_Objetivo 1_
De acordo com o texto sobre o trem do Subúrbio de Salvador, em que data esse trem foi retirado de circulação?
_Objetivo 2_
Retome o texto sobre o trem do Subúrbio de Salvador a partir do ponto em que ele se encerra.

_Texto extraído_
▼
PASSADO
“Quando eu passei a morar aqui, o trem que rodava ainda era a Maria Fumaça. Não tinha energia, não existia sequer asfalto na Suburbana”. O depoimento de Maria Auxiliadora Andrade Leite, 63 anos, retrata a longínqua presença do conhecido trem do Subúrbio de Salvador na vida de milhares de soteropolitanos. O modal de transporte inaugurado em 28 de junho de 1860, quando o país era governado pelo imperador Dom Pedro II, foi retirado de circulação em 15 de fevereiro de 2021.
A interrupção do sistema ferroviário foi uma iniciativa do governo da Bahia, que apresentou um projeto de implantação do Veículo Leve sobre Trilhos (VLT) no trajeto atendido pelo antigo modal.
A linha férrea começou a operar sob concessão da Bahia and São Francisco Railway. Já em 1911, a operação passou à Compagnie Chemins de Fer Federaux du l’Ést Brésilien, que ficou responsável pelo sistema até 1934. Após este período, o modal passou para os cuidados da União, sob gestão da Viação Férrea Federal Leste Brasileiro. Em 1957, ocorreu a integração dos trens à Rede Ferroviária Federal (RFFSA). No ano de 1988, a linha férrea, já limitada ao trecho de 13,5 quilômetros entre bairros de Paripe e Calçada, torna-se uma responsabilidade da Companhia Brasileira de Trens Urbanos (CBTU). Entre 2005 e 2013, a administração ficou a cargo da Prefeitura de Salvador, que decidiu repassar o modal para o governo estadual.
▲
_Dados fornecidos_
▼
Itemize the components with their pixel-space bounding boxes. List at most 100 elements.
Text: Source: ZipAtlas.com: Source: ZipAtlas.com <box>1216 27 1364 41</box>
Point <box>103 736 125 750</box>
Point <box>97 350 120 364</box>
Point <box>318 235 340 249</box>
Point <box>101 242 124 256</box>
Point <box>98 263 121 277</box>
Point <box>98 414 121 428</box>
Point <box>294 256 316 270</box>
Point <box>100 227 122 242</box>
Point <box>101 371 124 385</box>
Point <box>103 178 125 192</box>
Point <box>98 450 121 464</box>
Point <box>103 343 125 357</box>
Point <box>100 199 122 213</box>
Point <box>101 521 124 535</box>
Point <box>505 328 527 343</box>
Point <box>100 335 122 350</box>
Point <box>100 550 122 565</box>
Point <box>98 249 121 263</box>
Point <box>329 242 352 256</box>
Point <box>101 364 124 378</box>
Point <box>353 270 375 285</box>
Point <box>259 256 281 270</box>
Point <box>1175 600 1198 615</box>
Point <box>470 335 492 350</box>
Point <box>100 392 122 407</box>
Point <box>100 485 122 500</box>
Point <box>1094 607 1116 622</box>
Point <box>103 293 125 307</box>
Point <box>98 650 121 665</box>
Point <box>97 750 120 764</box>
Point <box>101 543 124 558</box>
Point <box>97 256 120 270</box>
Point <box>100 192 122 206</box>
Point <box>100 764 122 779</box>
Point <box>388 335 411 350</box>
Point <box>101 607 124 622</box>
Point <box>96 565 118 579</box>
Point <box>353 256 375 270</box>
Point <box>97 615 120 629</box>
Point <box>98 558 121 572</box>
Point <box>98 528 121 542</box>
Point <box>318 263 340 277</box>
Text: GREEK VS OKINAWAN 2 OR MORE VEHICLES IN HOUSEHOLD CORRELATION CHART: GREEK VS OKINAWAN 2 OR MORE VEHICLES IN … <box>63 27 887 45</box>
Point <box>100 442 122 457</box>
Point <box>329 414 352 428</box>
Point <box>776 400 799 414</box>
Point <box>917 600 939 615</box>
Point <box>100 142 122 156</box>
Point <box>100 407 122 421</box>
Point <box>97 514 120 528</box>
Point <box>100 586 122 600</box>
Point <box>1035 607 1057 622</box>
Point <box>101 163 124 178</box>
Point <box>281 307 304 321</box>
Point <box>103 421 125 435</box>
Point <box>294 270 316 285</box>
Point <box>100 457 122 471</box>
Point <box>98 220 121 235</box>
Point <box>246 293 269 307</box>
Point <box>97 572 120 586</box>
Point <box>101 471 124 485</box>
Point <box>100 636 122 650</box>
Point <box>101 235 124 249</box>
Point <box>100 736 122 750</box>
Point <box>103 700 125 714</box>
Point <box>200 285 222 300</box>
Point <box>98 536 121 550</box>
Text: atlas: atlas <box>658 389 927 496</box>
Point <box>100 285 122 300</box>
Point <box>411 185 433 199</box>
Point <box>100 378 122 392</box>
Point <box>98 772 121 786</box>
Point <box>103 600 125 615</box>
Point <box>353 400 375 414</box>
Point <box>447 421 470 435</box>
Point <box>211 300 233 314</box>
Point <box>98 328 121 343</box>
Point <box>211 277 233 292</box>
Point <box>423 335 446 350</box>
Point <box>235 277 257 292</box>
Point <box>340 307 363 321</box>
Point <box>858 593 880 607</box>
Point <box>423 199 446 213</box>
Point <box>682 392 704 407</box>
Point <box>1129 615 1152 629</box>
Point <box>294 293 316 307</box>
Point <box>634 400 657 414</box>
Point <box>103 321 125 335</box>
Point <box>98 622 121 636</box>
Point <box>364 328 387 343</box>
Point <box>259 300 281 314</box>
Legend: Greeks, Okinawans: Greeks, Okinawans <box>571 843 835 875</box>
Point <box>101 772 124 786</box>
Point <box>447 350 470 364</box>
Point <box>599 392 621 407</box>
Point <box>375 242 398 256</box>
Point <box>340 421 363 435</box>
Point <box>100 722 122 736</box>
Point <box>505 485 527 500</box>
▲
_Resposta correta 1_
Em 15 de fevereiro de 2021.

_Resposta correta 2_
Nos tempos áureos ou no período de declínio, os trens sempre tiveram protagonismo e relevância na vida dos milhares de moradores da região periférica da capital baiana, que ganhou o nome de Subúrbio Ferroviário em alusão ao trecho por onde o modal circulava. Essa área engloba ao menos 22 bairros, abarcando uma população estimada de 300 mil pessoas, segundo estimativa do Instituto Brasileiro de Geografia e Estatística (IBGE). Entre estes habitantes está Maria Auxiliadora, que vive no bairro de Praia Grande há 60 anos e assistiu a diversos momentos pelos quais o sistema ferroviário passou.
“Cheguei aqui ainda criança, o trem rodava em via de dormente. Era movido a vapor, depois passou para óleo diesel, veio o elétrico também. Sei que nesse tempo todo, em todos estes ciclos, ajudou muito as pessoas que moravam aqui no Subúrbio. Fez muita falta para nós”, relatou Maria Auxiliadora, que viajava diariamente no sistema ferroviário de Praia Grande até Paripe, onde pegava um ônibus para ir trabalhar no Centro Industrial de Aratu (CIA).
Ela recorda como o trem servia à população suburbana e externa o sentimento de otimismo em relação ao que poderá vir com o novo modal.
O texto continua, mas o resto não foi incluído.